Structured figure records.
******

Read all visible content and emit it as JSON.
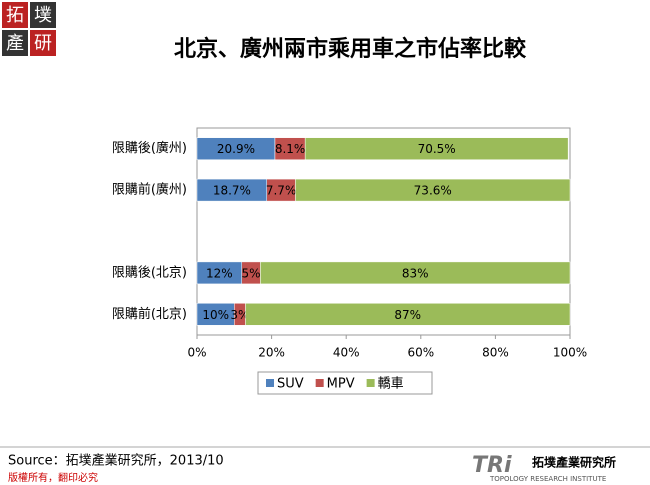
{
  "logo": {
    "chars": [
      "拓",
      "墣",
      "產",
      "研"
    ]
  },
  "chart_data": {
    "type": "stacked-barh",
    "title": "北京、廣州兩市乘用車之市佔率比較",
    "categories": [
      "限購後(廣州)",
      "限購前(廣州)",
      null,
      "限購後(北京)",
      "限購前(北京)"
    ],
    "series": [
      {
        "name": "SUV",
        "color": "#4f81bd",
        "values": [
          20.9,
          18.7,
          null,
          12,
          10
        ],
        "value_labels": [
          "20.9%",
          "18.7%",
          null,
          "12%",
          "10%"
        ]
      },
      {
        "name": "MPV",
        "color": "#c0504d",
        "values": [
          8.1,
          7.7,
          null,
          5,
          3
        ],
        "value_labels": [
          "8.1%",
          "7.7%",
          null,
          "5%",
          "3%"
        ]
      },
      {
        "name": "轎車",
        "color": "#9bbb59",
        "values": [
          70.5,
          73.6,
          null,
          83,
          87
        ],
        "value_labels": [
          "70.5%",
          "73.6%",
          null,
          "83%",
          "87%"
        ]
      }
    ],
    "xlim": [
      0,
      100
    ],
    "xticks": [
      {
        "value": 0,
        "label": "0%"
      },
      {
        "value": 20,
        "label": "20%"
      },
      {
        "value": 40,
        "label": "40%"
      },
      {
        "value": 60,
        "label": "60%"
      },
      {
        "value": 80,
        "label": "80%"
      },
      {
        "value": 100,
        "label": "100%"
      }
    ],
    "legend": "bottom"
  },
  "footer": {
    "source": "Source：拓墣產業研究所，2013/10",
    "copyright": "版權所有，翻印必究",
    "brand_mark": "TRi",
    "brand_name": "拓墣產業研究所",
    "brand_en": "TOPOLOGY RESEARCH INSTITUTE"
  }
}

******

Work to complete.
Pictures don't belong in the copy. Restate all the entries exactly.

Expected output.
Read all visible content and emit it as JSON.
{
  "logo": {
    "chars": [
      "拓",
      "墣",
      "產",
      "研"
    ]
  },
  "chart_data": {
    "type": "stacked-barh",
    "title": "北京、廣州兩市乘用車之市佔率比較",
    "categories": [
      "限購後(廣州)",
      "限購前(廣州)",
      null,
      "限購後(北京)",
      "限購前(北京)"
    ],
    "series": [
      {
        "name": "SUV",
        "color": "#4f81bd",
        "values": [
          20.9,
          18.7,
          null,
          12,
          10
        ],
        "value_labels": [
          "20.9%",
          "18.7%",
          null,
          "12%",
          "10%"
        ]
      },
      {
        "name": "MPV",
        "color": "#c0504d",
        "values": [
          8.1,
          7.7,
          null,
          5,
          3
        ],
        "value_labels": [
          "8.1%",
          "7.7%",
          null,
          "5%",
          "3%"
        ]
      },
      {
        "name": "轎車",
        "color": "#9bbb59",
        "values": [
          70.5,
          73.6,
          null,
          83,
          87
        ],
        "value_labels": [
          "70.5%",
          "73.6%",
          null,
          "83%",
          "87%"
        ]
      }
    ],
    "xlim": [
      0,
      100
    ],
    "xticks": [
      {
        "value": 0,
        "label": "0%"
      },
      {
        "value": 20,
        "label": "20%"
      },
      {
        "value": 40,
        "label": "40%"
      },
      {
        "value": 60,
        "label": "60%"
      },
      {
        "value": 80,
        "label": "80%"
      },
      {
        "value": 100,
        "label": "100%"
      }
    ],
    "legend": "bottom"
  },
  "footer": {
    "source": "Source：拓墣產業研究所，2013/10",
    "copyright": "版權所有，翻印必究",
    "brand_mark": "TRi",
    "brand_name": "拓墣產業研究所",
    "brand_en": "TOPOLOGY RESEARCH INSTITUTE"
  }
}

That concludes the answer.